[Recorded data]
>> Start

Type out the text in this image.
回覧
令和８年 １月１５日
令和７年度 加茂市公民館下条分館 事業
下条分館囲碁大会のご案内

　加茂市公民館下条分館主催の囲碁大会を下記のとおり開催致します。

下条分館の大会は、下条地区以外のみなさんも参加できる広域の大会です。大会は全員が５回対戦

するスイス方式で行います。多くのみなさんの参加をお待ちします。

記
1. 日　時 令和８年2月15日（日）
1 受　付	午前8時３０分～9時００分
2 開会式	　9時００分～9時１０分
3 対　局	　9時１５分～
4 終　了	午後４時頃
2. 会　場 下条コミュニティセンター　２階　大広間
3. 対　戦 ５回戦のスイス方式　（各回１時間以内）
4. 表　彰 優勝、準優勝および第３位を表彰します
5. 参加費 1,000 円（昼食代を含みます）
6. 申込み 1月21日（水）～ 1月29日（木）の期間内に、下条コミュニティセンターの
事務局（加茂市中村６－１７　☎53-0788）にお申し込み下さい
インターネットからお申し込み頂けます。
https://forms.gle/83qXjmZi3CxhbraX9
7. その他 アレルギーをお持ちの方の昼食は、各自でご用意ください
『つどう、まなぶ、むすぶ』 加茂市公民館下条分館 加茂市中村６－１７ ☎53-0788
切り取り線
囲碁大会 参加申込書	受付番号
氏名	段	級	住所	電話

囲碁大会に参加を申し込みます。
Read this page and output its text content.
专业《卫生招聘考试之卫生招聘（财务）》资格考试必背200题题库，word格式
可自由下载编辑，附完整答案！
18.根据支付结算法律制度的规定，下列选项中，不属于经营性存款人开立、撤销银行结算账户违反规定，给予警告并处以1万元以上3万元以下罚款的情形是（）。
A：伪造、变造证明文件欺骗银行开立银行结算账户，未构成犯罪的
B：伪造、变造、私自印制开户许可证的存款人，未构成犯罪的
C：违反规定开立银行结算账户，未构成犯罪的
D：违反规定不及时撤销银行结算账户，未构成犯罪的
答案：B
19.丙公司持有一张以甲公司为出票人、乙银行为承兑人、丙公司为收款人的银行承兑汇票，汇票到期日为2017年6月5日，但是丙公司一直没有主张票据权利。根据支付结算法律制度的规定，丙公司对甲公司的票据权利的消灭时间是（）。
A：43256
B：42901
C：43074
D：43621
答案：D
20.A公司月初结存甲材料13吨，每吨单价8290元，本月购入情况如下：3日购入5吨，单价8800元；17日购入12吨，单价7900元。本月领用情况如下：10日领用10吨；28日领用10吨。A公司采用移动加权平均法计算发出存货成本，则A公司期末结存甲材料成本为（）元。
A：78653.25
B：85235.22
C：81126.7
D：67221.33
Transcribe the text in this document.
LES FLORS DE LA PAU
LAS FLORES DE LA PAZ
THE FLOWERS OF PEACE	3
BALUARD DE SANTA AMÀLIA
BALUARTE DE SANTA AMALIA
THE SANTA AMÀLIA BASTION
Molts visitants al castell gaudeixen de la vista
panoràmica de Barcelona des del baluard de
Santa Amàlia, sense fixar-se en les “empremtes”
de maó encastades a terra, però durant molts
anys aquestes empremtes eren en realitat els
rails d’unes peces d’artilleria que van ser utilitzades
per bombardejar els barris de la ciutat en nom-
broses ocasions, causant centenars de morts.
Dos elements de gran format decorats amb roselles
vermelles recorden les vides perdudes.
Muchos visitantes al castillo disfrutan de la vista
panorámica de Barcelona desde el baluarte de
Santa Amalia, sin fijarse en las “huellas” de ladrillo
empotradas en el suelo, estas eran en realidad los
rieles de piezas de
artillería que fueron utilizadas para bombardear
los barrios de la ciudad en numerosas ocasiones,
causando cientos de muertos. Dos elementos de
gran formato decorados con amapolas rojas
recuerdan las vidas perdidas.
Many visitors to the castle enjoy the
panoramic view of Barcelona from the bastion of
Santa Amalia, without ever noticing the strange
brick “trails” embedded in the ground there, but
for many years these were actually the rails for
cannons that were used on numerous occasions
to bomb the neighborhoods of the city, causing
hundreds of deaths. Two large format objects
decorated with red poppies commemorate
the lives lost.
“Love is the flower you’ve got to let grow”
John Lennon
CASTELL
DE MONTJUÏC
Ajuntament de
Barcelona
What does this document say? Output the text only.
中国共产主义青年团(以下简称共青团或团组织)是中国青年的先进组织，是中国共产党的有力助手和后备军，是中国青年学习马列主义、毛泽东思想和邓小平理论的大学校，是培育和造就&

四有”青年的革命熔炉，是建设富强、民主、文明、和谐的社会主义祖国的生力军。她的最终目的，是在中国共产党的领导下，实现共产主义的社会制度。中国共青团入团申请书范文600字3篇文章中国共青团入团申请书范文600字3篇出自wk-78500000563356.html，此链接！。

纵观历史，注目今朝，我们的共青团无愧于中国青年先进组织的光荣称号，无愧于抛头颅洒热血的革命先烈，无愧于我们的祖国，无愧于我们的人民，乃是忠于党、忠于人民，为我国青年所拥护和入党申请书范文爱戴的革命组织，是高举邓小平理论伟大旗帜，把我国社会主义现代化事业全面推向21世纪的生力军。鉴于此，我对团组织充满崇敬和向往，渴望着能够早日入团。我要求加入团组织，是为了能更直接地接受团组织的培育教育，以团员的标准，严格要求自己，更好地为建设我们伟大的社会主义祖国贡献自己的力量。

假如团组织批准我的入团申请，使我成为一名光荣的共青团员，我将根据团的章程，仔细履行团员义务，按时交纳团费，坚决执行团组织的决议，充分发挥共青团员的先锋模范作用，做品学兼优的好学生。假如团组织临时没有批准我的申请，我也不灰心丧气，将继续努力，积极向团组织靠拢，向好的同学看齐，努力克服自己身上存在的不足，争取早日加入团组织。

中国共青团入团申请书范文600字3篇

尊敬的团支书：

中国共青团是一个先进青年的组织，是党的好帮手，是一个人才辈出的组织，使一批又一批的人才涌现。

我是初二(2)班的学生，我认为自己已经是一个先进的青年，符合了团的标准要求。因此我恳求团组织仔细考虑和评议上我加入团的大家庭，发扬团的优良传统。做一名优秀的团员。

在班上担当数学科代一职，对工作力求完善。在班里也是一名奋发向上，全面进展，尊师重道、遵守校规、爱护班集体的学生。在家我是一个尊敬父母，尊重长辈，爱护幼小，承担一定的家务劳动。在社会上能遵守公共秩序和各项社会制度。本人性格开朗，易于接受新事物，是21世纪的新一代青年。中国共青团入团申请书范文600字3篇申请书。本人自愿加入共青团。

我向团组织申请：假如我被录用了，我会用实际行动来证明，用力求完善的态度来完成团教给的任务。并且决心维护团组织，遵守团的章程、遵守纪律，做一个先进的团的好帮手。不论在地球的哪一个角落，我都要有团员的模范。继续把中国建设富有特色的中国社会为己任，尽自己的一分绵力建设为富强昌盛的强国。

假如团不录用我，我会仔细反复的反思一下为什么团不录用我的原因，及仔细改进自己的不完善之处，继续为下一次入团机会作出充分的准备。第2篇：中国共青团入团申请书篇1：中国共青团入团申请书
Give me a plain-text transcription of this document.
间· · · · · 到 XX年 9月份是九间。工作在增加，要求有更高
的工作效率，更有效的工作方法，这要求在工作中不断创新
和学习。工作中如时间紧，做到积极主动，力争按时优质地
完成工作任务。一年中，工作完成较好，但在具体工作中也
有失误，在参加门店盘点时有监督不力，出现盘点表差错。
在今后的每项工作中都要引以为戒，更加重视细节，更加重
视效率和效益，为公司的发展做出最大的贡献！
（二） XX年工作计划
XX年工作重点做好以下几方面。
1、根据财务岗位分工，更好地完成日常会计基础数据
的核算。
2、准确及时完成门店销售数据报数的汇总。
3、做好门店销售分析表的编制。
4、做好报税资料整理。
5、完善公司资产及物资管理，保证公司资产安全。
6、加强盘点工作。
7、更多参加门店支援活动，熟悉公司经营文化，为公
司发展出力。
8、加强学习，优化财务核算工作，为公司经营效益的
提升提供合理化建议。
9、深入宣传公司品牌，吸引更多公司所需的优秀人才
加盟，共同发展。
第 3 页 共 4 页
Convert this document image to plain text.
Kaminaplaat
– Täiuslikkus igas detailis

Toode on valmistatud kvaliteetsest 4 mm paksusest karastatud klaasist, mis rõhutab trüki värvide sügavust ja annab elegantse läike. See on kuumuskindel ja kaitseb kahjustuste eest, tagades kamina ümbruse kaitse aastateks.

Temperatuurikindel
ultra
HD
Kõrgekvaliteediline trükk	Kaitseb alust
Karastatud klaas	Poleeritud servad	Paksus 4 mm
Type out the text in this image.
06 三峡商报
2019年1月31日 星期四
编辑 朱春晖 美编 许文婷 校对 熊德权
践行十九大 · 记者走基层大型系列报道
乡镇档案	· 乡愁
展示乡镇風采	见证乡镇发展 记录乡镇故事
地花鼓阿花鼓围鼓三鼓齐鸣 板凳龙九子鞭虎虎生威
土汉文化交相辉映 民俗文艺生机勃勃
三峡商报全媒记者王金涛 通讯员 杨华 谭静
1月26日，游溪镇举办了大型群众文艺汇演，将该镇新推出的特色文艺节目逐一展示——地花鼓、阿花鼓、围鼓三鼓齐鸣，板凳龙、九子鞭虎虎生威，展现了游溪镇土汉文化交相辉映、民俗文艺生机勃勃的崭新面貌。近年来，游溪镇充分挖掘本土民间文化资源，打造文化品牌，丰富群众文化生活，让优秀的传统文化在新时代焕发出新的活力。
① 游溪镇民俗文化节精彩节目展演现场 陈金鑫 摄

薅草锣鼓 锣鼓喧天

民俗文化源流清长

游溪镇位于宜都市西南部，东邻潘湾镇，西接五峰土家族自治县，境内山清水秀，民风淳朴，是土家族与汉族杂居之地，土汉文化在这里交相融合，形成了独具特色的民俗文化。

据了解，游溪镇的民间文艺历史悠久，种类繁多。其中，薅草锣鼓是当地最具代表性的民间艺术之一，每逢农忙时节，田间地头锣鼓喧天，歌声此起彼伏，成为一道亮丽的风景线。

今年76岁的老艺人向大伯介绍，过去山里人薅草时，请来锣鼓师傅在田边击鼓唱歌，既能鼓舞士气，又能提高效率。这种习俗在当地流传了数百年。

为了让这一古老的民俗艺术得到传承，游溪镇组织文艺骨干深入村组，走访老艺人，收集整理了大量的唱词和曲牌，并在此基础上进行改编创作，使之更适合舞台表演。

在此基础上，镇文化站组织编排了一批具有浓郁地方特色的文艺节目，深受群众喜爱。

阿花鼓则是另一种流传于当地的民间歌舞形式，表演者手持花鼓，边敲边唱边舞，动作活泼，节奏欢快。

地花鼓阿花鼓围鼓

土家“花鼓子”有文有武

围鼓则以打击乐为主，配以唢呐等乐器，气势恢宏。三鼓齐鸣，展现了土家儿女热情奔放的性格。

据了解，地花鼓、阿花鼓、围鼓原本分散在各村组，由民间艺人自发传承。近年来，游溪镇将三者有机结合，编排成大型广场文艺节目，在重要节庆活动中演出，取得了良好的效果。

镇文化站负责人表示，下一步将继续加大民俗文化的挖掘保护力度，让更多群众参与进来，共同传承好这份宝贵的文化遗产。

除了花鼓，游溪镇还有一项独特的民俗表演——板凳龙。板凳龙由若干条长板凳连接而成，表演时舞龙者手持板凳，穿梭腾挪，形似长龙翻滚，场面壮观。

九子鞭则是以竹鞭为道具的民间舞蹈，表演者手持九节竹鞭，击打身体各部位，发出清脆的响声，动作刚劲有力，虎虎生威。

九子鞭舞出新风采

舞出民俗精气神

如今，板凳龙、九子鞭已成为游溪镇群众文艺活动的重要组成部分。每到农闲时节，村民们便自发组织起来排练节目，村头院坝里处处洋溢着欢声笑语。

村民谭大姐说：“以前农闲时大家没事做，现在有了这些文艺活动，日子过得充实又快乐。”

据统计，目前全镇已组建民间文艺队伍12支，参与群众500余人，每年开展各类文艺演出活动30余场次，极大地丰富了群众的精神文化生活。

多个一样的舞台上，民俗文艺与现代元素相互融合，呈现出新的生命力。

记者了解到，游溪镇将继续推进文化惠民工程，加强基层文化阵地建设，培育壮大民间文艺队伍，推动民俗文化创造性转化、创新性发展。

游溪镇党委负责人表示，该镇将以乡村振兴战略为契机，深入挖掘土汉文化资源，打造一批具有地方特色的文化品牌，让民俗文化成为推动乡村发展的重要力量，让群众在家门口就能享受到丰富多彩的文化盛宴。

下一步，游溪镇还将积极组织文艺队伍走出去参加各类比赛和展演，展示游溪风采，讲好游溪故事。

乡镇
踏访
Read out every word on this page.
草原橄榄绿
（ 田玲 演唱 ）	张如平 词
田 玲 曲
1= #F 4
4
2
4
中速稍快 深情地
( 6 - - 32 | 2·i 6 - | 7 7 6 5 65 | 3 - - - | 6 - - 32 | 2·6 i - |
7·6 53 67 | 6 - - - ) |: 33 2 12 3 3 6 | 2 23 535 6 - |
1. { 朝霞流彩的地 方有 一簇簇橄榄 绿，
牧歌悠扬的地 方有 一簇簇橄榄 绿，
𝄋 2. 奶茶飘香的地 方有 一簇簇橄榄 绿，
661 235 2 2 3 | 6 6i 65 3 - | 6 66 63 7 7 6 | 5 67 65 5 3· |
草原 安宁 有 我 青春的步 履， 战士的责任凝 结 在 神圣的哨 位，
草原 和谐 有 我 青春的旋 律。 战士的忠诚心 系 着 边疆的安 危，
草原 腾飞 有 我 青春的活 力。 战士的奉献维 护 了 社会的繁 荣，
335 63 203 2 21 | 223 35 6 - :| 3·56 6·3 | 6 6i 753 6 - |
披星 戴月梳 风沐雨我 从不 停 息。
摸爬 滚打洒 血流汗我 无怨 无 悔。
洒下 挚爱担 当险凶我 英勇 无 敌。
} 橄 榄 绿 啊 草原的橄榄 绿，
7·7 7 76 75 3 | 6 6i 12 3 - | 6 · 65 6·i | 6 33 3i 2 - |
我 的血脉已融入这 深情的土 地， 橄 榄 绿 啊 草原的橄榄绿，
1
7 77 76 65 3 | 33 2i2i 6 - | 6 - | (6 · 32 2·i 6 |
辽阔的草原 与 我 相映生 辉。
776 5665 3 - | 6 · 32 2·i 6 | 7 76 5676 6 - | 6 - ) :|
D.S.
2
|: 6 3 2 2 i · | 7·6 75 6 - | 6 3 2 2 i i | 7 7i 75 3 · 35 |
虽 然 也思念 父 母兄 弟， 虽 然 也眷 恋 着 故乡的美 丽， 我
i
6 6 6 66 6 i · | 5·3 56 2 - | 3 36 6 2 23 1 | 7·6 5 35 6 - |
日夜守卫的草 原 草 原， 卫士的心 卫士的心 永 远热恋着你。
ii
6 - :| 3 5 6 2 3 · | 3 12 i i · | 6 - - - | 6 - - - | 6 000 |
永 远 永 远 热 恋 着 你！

>> End

## SHORT PROBLEM
Copy out every line of the material above that mentions the word "document".

## CORRECT RESPONSE
Transcribe the text in this document.
What does this document say? Output the text only.
Give me a plain-text transcription of this document.
Convert this document image to plain text.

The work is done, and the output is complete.